The task ▸
Print the listing as it stands, omitting all images.

┌────────

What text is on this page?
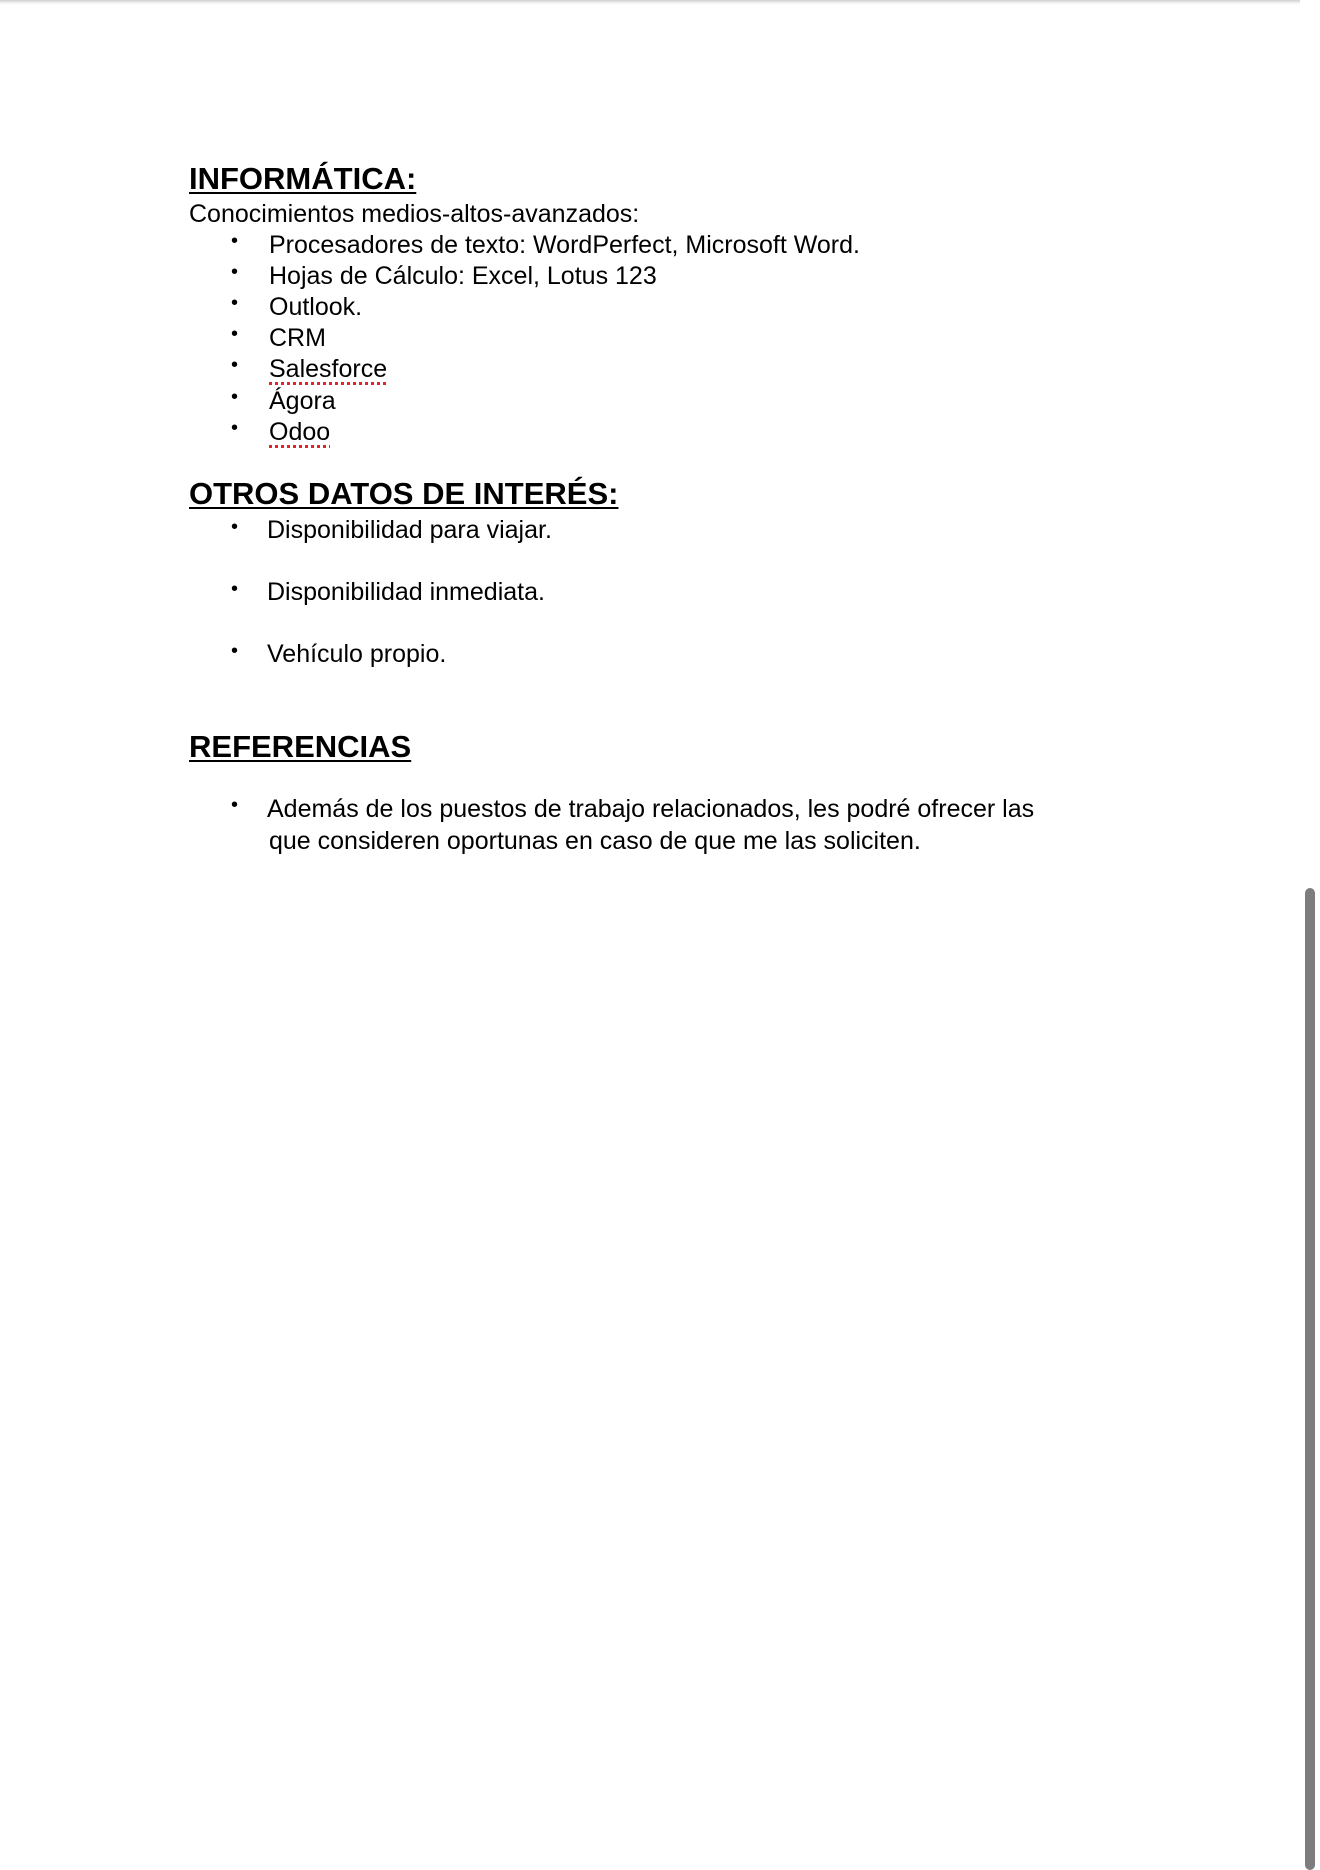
INFORMÁTICA:
Conocimientos medios-altos-avanzados:
• Procesadores de texto: WordPerfect, Microsoft Word.
• Hojas de Cálculo: Excel, Lotus 123
• Outlook.
• CRM
• Salesforce
• Ágora
• Odoo
OTROS DATOS DE INTERÉS:
• Disponibilidad para viajar.
• Disponibilidad inmediata.
• Vehículo propio.
REFERENCIAS
• Además de los puestos de trabajo relacionados, les podré ofrecer las
que consideren oportunas en caso de que me las soliciten.
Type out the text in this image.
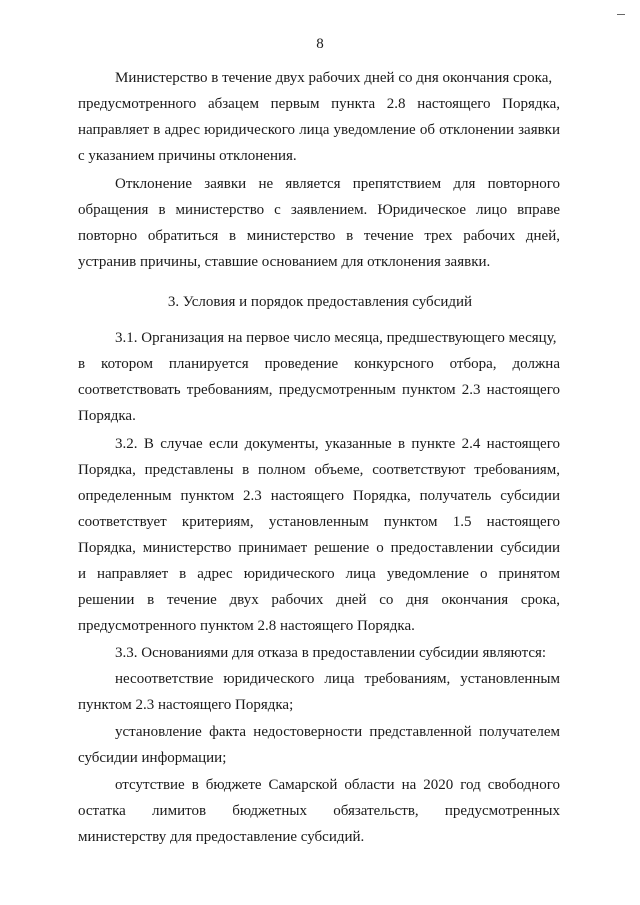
8
Министерство в течение двух рабочих дней со дня окончания срока,
предусмотренного абзацем первым пункта 2.8 настоящего Порядка,
направляет в адрес юридического лица уведомление об отклонении заявки
с указанием причины отклонения.
Отклонение заявки не является препятствием для повторного
обращения в министерство с заявлением. Юридическое лицо вправе
повторно обратиться в министерство в течение трех рабочих дней,
устранив причины, ставшие основанием для отклонения заявки.
3. Условия и порядок предоставления субсидий
3.1. Организация на первое число месяца, предшествующего месяцу,
в котором планируется проведение конкурсного отбора, должна
соответствовать требованиям, предусмотренным пунктом 2.3 настоящего
Порядка.
3.2. В случае если документы, указанные в пункте 2.4 настоящего
Порядка, представлены в полном объеме, соответствуют требованиям,
определенным пунктом 2.3 настоящего Порядка, получатель субсидии
соответствует критериям, установленным пунктом 1.5 настоящего
Порядка, министерство принимает решение о предоставлении субсидии
и направляет в адрес юридического лица уведомление о принятом
решении в течение двух рабочих дней со дня окончания срока,
предусмотренного пунктом 2.8 настоящего Порядка.
3.3. Основаниями для отказа в предоставлении субсидии являются:
несоответствие юридического лица требованиям, установленным
пунктом 2.3 настоящего Порядка;
установление факта недостоверности представленной получателем
субсидии информации;
отсутствие в бюджете Самарской области на 2020 год свободного
остатка лимитов бюджетных обязательств, предусмотренных
министерству для предоставление субсидий.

└────────

The solution ▸
What text is on this page?
INFORMÁTICA:
Conocimientos medios-altos-avanzados:
• Procesadores de texto: WordPerfect, Microsoft Word.
• Hojas de Cálculo: Excel, Lotus 123
• Outlook.
• CRM
• Salesforce
• Ágora
• Odoo
OTROS DATOS DE INTERÉS:
• Disponibilidad para viajar.
• Disponibilidad inmediata.
• Vehículo propio.
REFERENCIAS
• Además de los puestos de trabajo relacionados, les podré ofrecer las
que consideren oportunas en caso de que me las soliciten.
Type out the text in this image.
8
Министерство в течение двух рабочих дней со дня окончания срока,
предусмотренного абзацем первым пункта 2.8 настоящего Порядка,
направляет в адрес юридического лица уведомление об отклонении заявки
с указанием причины отклонения.
Отклонение заявки не является препятствием для повторного
обращения в министерство с заявлением. Юридическое лицо вправе
повторно обратиться в министерство в течение трех рабочих дней,
устранив причины, ставшие основанием для отклонения заявки.
3. Условия и порядок предоставления субсидий
3.1. Организация на первое число месяца, предшествующего месяцу,
в котором планируется проведение конкурсного отбора, должна
соответствовать требованиям, предусмотренным пунктом 2.3 настоящего
Порядка.
3.2. В случае если документы, указанные в пункте 2.4 настоящего
Порядка, представлены в полном объеме, соответствуют требованиям,
определенным пунктом 2.3 настоящего Порядка, получатель субсидии
соответствует критериям, установленным пунктом 1.5 настоящего
Порядка, министерство принимает решение о предоставлении субсидии
и направляет в адрес юридического лица уведомление о принятом
решении в течение двух рабочих дней со дня окончания срока,
предусмотренного пунктом 2.8 настоящего Порядка.
3.3. Основаниями для отказа в предоставлении субсидии являются:
несоответствие юридического лица требованиям, установленным
пунктом 2.3 настоящего Порядка;
установление факта недостоверности представленной получателем
субсидии информации;
отсутствие в бюджете Самарской области на 2020 год свободного
остатка лимитов бюджетных обязательств, предусмотренных
министерству для предоставление субсидий.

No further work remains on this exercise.